Exercise details:
Without the pictures, return all of the material exactly as written.
╭─ Task input
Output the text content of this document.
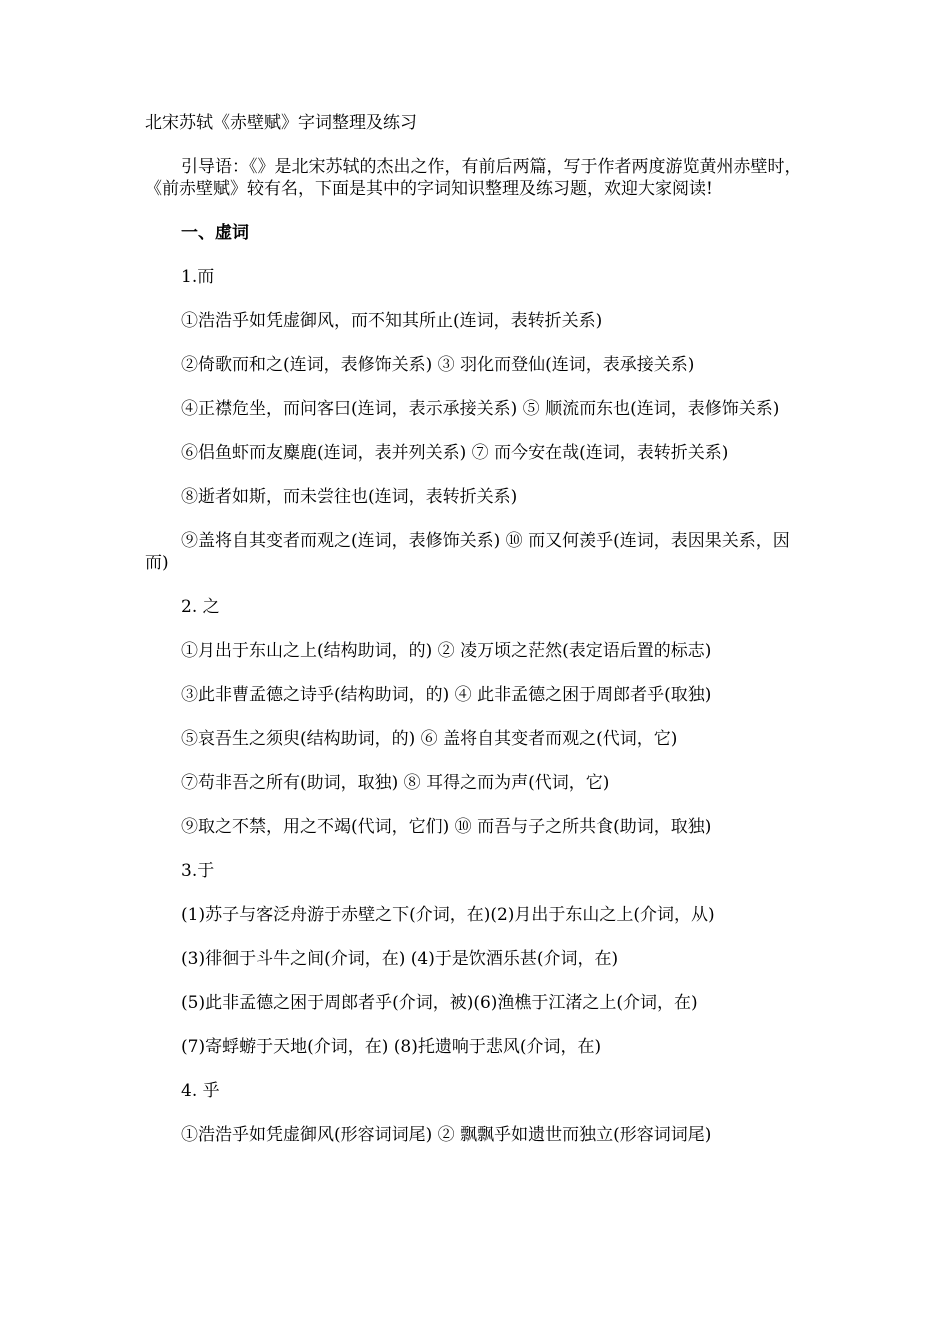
北宋苏轼《赤壁赋》字词整理及练习
引导语：《》是北宋苏轼的杰出之作，有前后两篇，写于作者两度游览黄州赤壁时，《前赤壁赋》较有名，下面是其中的字词知识整理及练习题，欢迎大家阅读!
一、虚词
1.而
①浩浩乎如凭虚御风，而不知其所止(连词，表转折关系)
②倚歌而和之(连词，表修饰关系) ③ 羽化而登仙(连词，表承接关系)
④正襟危坐，而问客曰(连词，表示承接关系) ⑤ 顺流而东也(连词，表修饰关系)
⑥侣鱼虾而友麋鹿(连词，表并列关系) ⑦ 而今安在哉(连词，表转折关系)
⑧逝者如斯，而未尝往也(连词，表转折关系)
⑨盖将自其变者而观之(连词，表修饰关系) ⑩ 而又何羡乎(连词，表因果关系，因而)
2. 之
①月出于东山之上(结构助词，的) ② 凌万顷之茫然(表定语后置的标志)
③此非曹孟德之诗乎(结构助词，的) ④ 此非孟德之困于周郎者乎(取独)
⑤哀吾生之须臾(结构助词，的) ⑥ 盖将自其变者而观之(代词，它)
⑦苟非吾之所有(助词，取独) ⑧ 耳得之而为声(代词，它)
⑨取之不禁，用之不竭(代词，它们) ⑩ 而吾与子之所共食(助词，取独)
3.于
(1)苏子与客泛舟游于赤壁之下(介词，在)(2)月出于东山之上(介词，从)
(3)徘徊于斗牛之间(介词，在) (4)于是饮酒乐甚(介词，在)
(5)此非孟德之困于周郎者乎(介词，被)(6)渔樵于江渚之上(介词，在)
(7)寄蜉蝣于天地(介词，在) (8)托遗响于悲风(介词，在)
4. 乎
①浩浩乎如凭虚御风(形容词词尾) ② 飘飘乎如遗世而独立(形容词词尾)
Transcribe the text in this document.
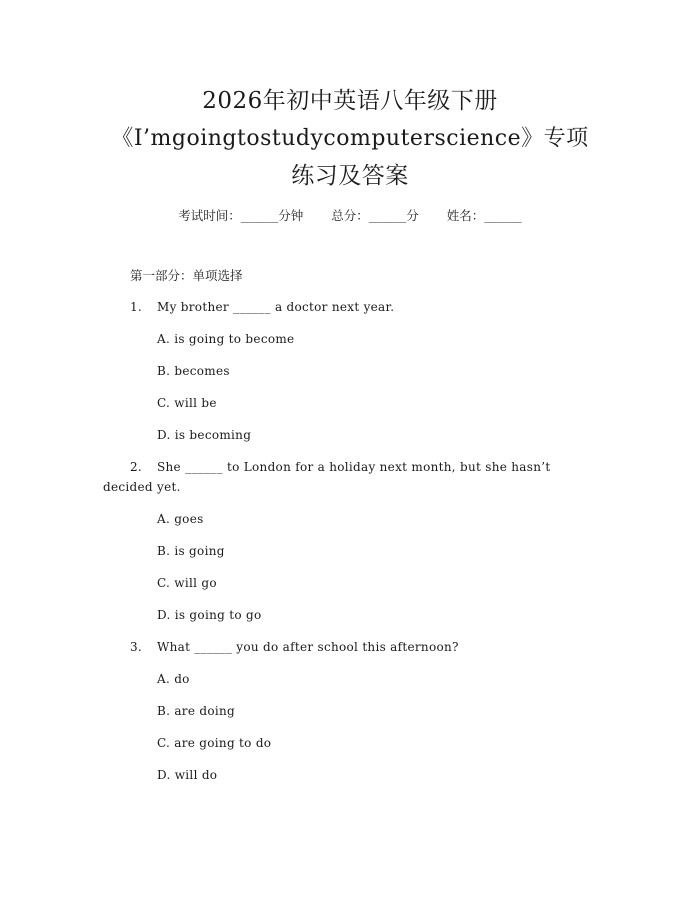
2026年初中英语八年级下册
《I’mgoingtostudycomputerscience》专项
练习及答案
考试时间：______分钟 总分：______分 姓名：______
第一部分：单项选择
1. My brother ______ a doctor next year.
A. is going to become
B. becomes
C. will be
D. is becoming
2. She ______ to London for a holiday next month, but she hasn’t
decided yet.
A. goes
B. is going
C. will go
D. is going to go
3. What ______ you do after school this afternoon?
A. do
B. are doing
C. are going to do
D. will do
╰─
Expected answer:
Output the text content of this document.
北宋苏轼《赤壁赋》字词整理及练习
引导语：《》是北宋苏轼的杰出之作，有前后两篇，写于作者两度游览黄州赤壁时，《前赤壁赋》较有名，下面是其中的字词知识整理及练习题，欢迎大家阅读!
一、虚词
1.而
①浩浩乎如凭虚御风，而不知其所止(连词，表转折关系)
②倚歌而和之(连词，表修饰关系) ③ 羽化而登仙(连词，表承接关系)
④正襟危坐，而问客曰(连词，表示承接关系) ⑤ 顺流而东也(连词，表修饰关系)
⑥侣鱼虾而友麋鹿(连词，表并列关系) ⑦ 而今安在哉(连词，表转折关系)
⑧逝者如斯，而未尝往也(连词，表转折关系)
⑨盖将自其变者而观之(连词，表修饰关系) ⑩ 而又何羡乎(连词，表因果关系，因而)
2. 之
①月出于东山之上(结构助词，的) ② 凌万顷之茫然(表定语后置的标志)
③此非曹孟德之诗乎(结构助词，的) ④ 此非孟德之困于周郎者乎(取独)
⑤哀吾生之须臾(结构助词，的) ⑥ 盖将自其变者而观之(代词，它)
⑦苟非吾之所有(助词，取独) ⑧ 耳得之而为声(代词，它)
⑨取之不禁，用之不竭(代词，它们) ⑩ 而吾与子之所共食(助词，取独)
3.于
(1)苏子与客泛舟游于赤壁之下(介词，在)(2)月出于东山之上(介词，从)
(3)徘徊于斗牛之间(介词，在) (4)于是饮酒乐甚(介词，在)
(5)此非孟德之困于周郎者乎(介词，被)(6)渔樵于江渚之上(介词，在)
(7)寄蜉蝣于天地(介词，在) (8)托遗响于悲风(介词，在)
4. 乎
①浩浩乎如凭虚御风(形容词词尾) ② 飘飘乎如遗世而独立(形容词词尾)
Transcribe the text in this document.
2026年初中英语八年级下册
《I’mgoingtostudycomputerscience》专项
练习及答案
考试时间：______分钟 总分：______分 姓名：______
第一部分：单项选择
1. My brother ______ a doctor next year.
A. is going to become
B. becomes
C. will be
D. is becoming
2. She ______ to London for a holiday next month, but she hasn’t
decided yet.
A. goes
B. is going
C. will go
D. is going to go
3. What ______ you do after school this afternoon?
A. do
B. are doing
C. are going to do
D. will do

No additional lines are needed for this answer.